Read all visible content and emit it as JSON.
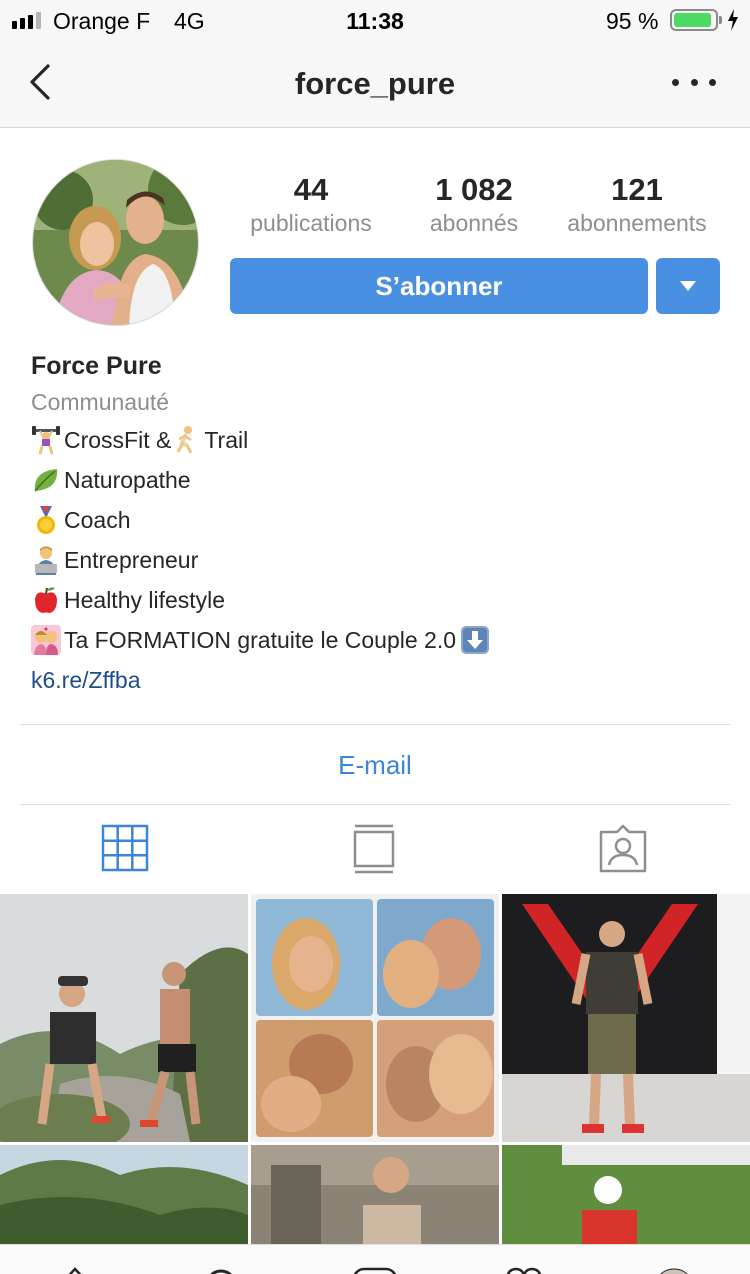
{
  "status_bar": {
    "carrier": "Orange F",
    "network": "4G",
    "time": "11:38",
    "battery": "95 %"
  },
  "nav": {
    "title": "force_pure"
  },
  "stats": [
    {
      "value": "44",
      "label": "publications"
    },
    {
      "value": "1 082",
      "label": "abonnés"
    },
    {
      "value": "121",
      "label": "abonnements"
    }
  ],
  "follow_label": "S’abonner",
  "bio": {
    "name": "Force Pure",
    "category": "Communauté",
    "lines": [
      "CrossFit & ",
      "Trail",
      "Naturopathe",
      "Coach",
      "Entrepreneur",
      "Healthy lifestyle",
      " Ta FORMATION gratuite le Couple 2.0 "
    ],
    "link": "k6.re/Zffba"
  },
  "email_label": "E-mail",
  "colors": {
    "accent": "#4a90e2",
    "link": "#1e4d8c",
    "email": "#3a86d8"
  },
  "tabs": [
    "grid-icon",
    "feed-icon",
    "tagged-icon"
  ]
}
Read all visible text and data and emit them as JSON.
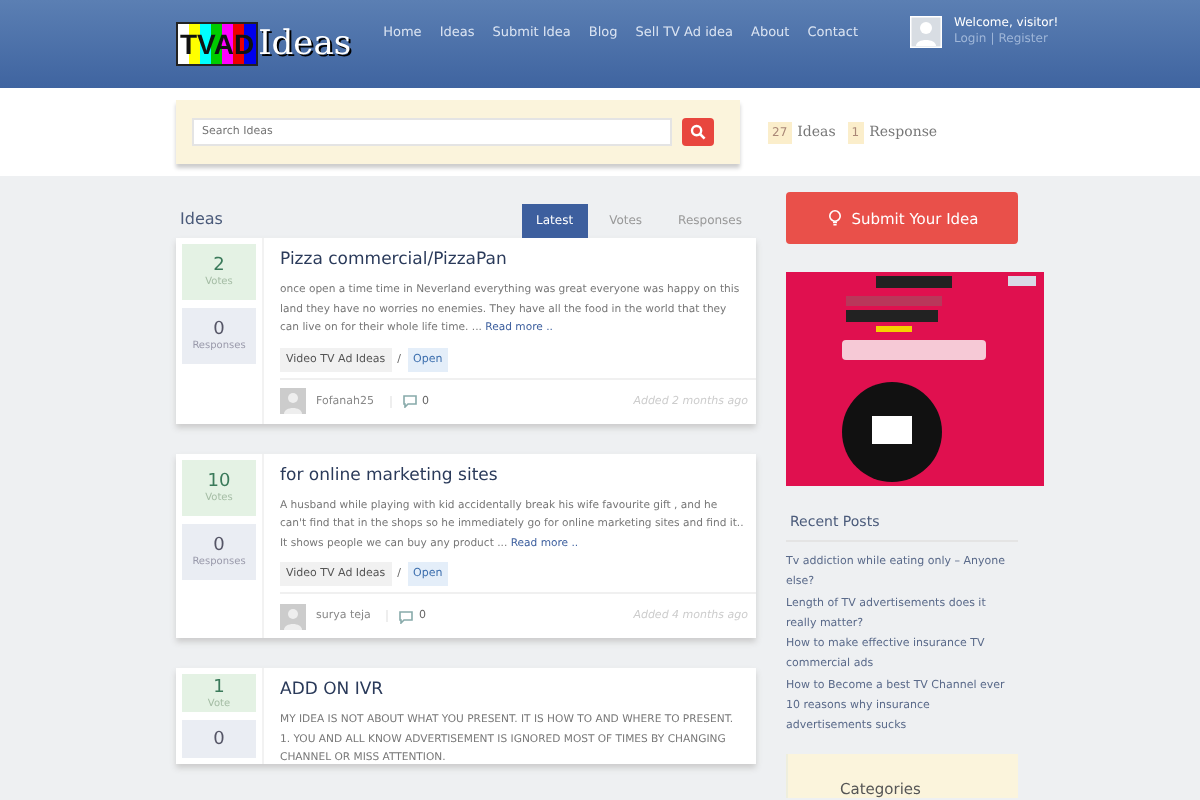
{
  "header": {
    "logo": {
      "bars_text": "TVAD",
      "word": "Ideas"
    },
    "nav": [
      {
        "label": "Home"
      },
      {
        "label": "Ideas"
      },
      {
        "label": "Submit Idea"
      },
      {
        "label": "Blog"
      },
      {
        "label": "Sell TV Ad idea"
      },
      {
        "label": "About"
      },
      {
        "label": "Contact"
      }
    ],
    "user": {
      "welcome": "Welcome, visitor!",
      "login": "Login",
      "separator": "|",
      "register": "Register"
    }
  },
  "search": {
    "placeholder": "Search Ideas"
  },
  "stats": [
    {
      "count": "27",
      "label": "Ideas"
    },
    {
      "count": "1",
      "label": "Response"
    }
  ],
  "ideas_heading": "Ideas",
  "tabs": [
    {
      "label": "Latest",
      "selected": true
    },
    {
      "label": "Votes",
      "selected": false
    },
    {
      "label": "Responses",
      "selected": false
    }
  ],
  "ideas": [
    {
      "votes": "2",
      "votes_label": "Votes",
      "responses": "0",
      "responses_label": "Responses",
      "title": "Pizza commercial/PizzaPan",
      "excerpt": "once open a time time in Neverland everything was great everyone was happy on this land they have no worries no enemies. They have all the food in the world that they can live on for their whole life time. ...",
      "read_more": "Read more ..",
      "category": "Video TV Ad Ideas",
      "separator": "/",
      "status": "Open",
      "author": "Fofanah25",
      "comments": "0",
      "added": "Added 2 months ago"
    },
    {
      "votes": "10",
      "votes_label": "Votes",
      "responses": "0",
      "responses_label": "Responses",
      "title": "for online marketing sites",
      "excerpt": "A husband while playing with kid accidentally break his wife favourite gift , and he can't find that in the shops so he immediately go for online marketing sites and find it.. It shows people we can buy any product ...",
      "read_more": "Read more ..",
      "category": "Video TV Ad Ideas",
      "separator": "/",
      "status": "Open",
      "author": "surya teja",
      "comments": "0",
      "added": "Added 4 months ago"
    },
    {
      "votes": "1",
      "votes_label": "Vote",
      "responses": "0",
      "title": "ADD ON IVR",
      "excerpt": "MY IDEA IS NOT ABOUT WHAT YOU PRESENT. IT IS HOW TO AND WHERE TO PRESENT. 1. YOU AND ALL KNOW ADVERTISEMENT IS IGNORED MOST OF TIMES BY CHANGING CHANNEL OR MISS ATTENTION."
    }
  ],
  "sidebar": {
    "submit_button": "Submit Your Idea",
    "recent_posts": {
      "title": "Recent Posts",
      "items": [
        {
          "label": "Tv addiction while eating only – Anyone else?"
        },
        {
          "label": "Length of TV advertisements does it really matter?"
        },
        {
          "label": "How to make effective insurance TV commercial ads"
        },
        {
          "label": "How to Become a best TV Channel ever"
        },
        {
          "label": "10 reasons why insurance advertisements sucks"
        }
      ]
    },
    "categories": {
      "title": "Categories"
    }
  }
}
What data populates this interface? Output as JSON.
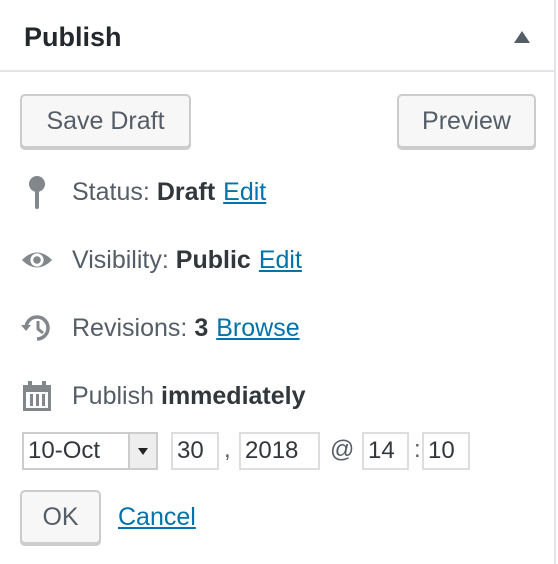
{
  "header": {
    "title": "Publish",
    "toggle_icon": "triangle-up-icon"
  },
  "actions": {
    "save_draft": "Save Draft",
    "preview": "Preview"
  },
  "status": {
    "label": "Status:",
    "value": "Draft",
    "edit": "Edit",
    "icon": "pin-icon"
  },
  "visibility": {
    "label": "Visibility:",
    "value": "Public",
    "edit": "Edit",
    "icon": "eye-icon"
  },
  "revisions": {
    "label": "Revisions:",
    "value": "3",
    "browse": "Browse",
    "icon": "history-icon"
  },
  "schedule": {
    "label": "Publish",
    "value": "immediately",
    "icon": "calendar-icon",
    "month": "10-Oct",
    "day": "30",
    "comma": ",",
    "year": "2018",
    "at": "@",
    "hour": "14",
    "colon": ":",
    "minute": "10",
    "ok": "OK",
    "cancel": "Cancel"
  },
  "colors": {
    "link": "#0073aa",
    "border": "#e2e4e7",
    "text": "#555d66"
  }
}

• [To do] From the material above, reproduce everything verbatim except the pictures.

• [Task solution]
Read all visible content and emit it as JSON.
{
  "status_bar": {
    "carrier": "Orange F",
    "network": "4G",
    "time": "11:38",
    "battery": "95 %"
  },
  "nav": {
    "title": "force_pure"
  },
  "stats": [
    {
      "value": "44",
      "label": "publications"
    },
    {
      "value": "1 082",
      "label": "abonnés"
    },
    {
      "value": "121",
      "label": "abonnements"
    }
  ],
  "follow_label": "S’abonner",
  "bio": {
    "name": "Force Pure",
    "category": "Communauté",
    "lines": [
      "CrossFit & ",
      "Trail",
      "Naturopathe",
      "Coach",
      "Entrepreneur",
      "Healthy lifestyle",
      " Ta FORMATION gratuite le Couple 2.0 "
    ],
    "link": "k6.re/Zffba"
  },
  "email_label": "E-mail",
  "colors": {
    "accent": "#4a90e2",
    "link": "#1e4d8c",
    "email": "#3a86d8"
  },
  "tabs": [
    "grid-icon",
    "feed-icon",
    "tagged-icon"
  ]
}
Read all visible text and data and emit them as JSON.
{
  "header": {
    "logo": {
      "bars_text": "TVAD",
      "word": "Ideas"
    },
    "nav": [
      {
        "label": "Home"
      },
      {
        "label": "Ideas"
      },
      {
        "label": "Submit Idea"
      },
      {
        "label": "Blog"
      },
      {
        "label": "Sell TV Ad idea"
      },
      {
        "label": "About"
      },
      {
        "label": "Contact"
      }
    ],
    "user": {
      "welcome": "Welcome, visitor!",
      "login": "Login",
      "separator": "|",
      "register": "Register"
    }
  },
  "search": {
    "placeholder": "Search Ideas"
  },
  "stats": [
    {
      "count": "27",
      "label": "Ideas"
    },
    {
      "count": "1",
      "label": "Response"
    }
  ],
  "ideas_heading": "Ideas",
  "tabs": [
    {
      "label": "Latest",
      "selected": true
    },
    {
      "label": "Votes",
      "selected": false
    },
    {
      "label": "Responses",
      "selected": false
    }
  ],
  "ideas": [
    {
      "votes": "2",
      "votes_label": "Votes",
      "responses": "0",
      "responses_label": "Responses",
      "title": "Pizza commercial/PizzaPan",
      "excerpt": "once open a time time in Neverland everything was great everyone was happy on this land they have no worries no enemies. They have all the food in the world that they can live on for their whole life time. ...",
      "read_more": "Read more ..",
      "category": "Video TV Ad Ideas",
      "separator": "/",
      "status": "Open",
      "author": "Fofanah25",
      "comments": "0",
      "added": "Added 2 months ago"
    },
    {
      "votes": "10",
      "votes_label": "Votes",
      "responses": "0",
      "responses_label": "Responses",
      "title": "for online marketing sites",
      "excerpt": "A husband while playing with kid accidentally break his wife favourite gift , and he can't find that in the shops so he immediately go for online marketing sites and find it.. It shows people we can buy any product ...",
      "read_more": "Read more ..",
      "category": "Video TV Ad Ideas",
      "separator": "/",
      "status": "Open",
      "author": "surya teja",
      "comments": "0",
      "added": "Added 4 months ago"
    },
    {
      "votes": "1",
      "votes_label": "Vote",
      "responses": "0",
      "title": "ADD ON IVR",
      "excerpt": "MY IDEA IS NOT ABOUT WHAT YOU PRESENT. IT IS HOW TO AND WHERE TO PRESENT. 1. YOU AND ALL KNOW ADVERTISEMENT IS IGNORED MOST OF TIMES BY CHANGING CHANNEL OR MISS ATTENTION."
    }
  ],
  "sidebar": {
    "submit_button": "Submit Your Idea",
    "recent_posts": {
      "title": "Recent Posts",
      "items": [
        {
          "label": "Tv addiction while eating only – Anyone else?"
        },
        {
          "label": "Length of TV advertisements does it really matter?"
        },
        {
          "label": "How to make effective insurance TV commercial ads"
        },
        {
          "label": "How to Become a best TV Channel ever"
        },
        {
          "label": "10 reasons why insurance advertisements sucks"
        }
      ]
    },
    "categories": {
      "title": "Categories"
    }
  }
}
What data populates this interface? Output as JSON.
{
  "header": {
    "title": "Publish",
    "toggle_icon": "triangle-up-icon"
  },
  "actions": {
    "save_draft": "Save Draft",
    "preview": "Preview"
  },
  "status": {
    "label": "Status:",
    "value": "Draft",
    "edit": "Edit",
    "icon": "pin-icon"
  },
  "visibility": {
    "label": "Visibility:",
    "value": "Public",
    "edit": "Edit",
    "icon": "eye-icon"
  },
  "revisions": {
    "label": "Revisions:",
    "value": "3",
    "browse": "Browse",
    "icon": "history-icon"
  },
  "schedule": {
    "label": "Publish",
    "value": "immediately",
    "icon": "calendar-icon",
    "month": "10-Oct",
    "day": "30",
    "comma": ",",
    "year": "2018",
    "at": "@",
    "hour": "14",
    "colon": ":",
    "minute": "10",
    "ok": "OK",
    "cancel": "Cancel"
  },
  "colors": {
    "link": "#0073aa",
    "border": "#e2e4e7",
    "text": "#555d66"
  }
}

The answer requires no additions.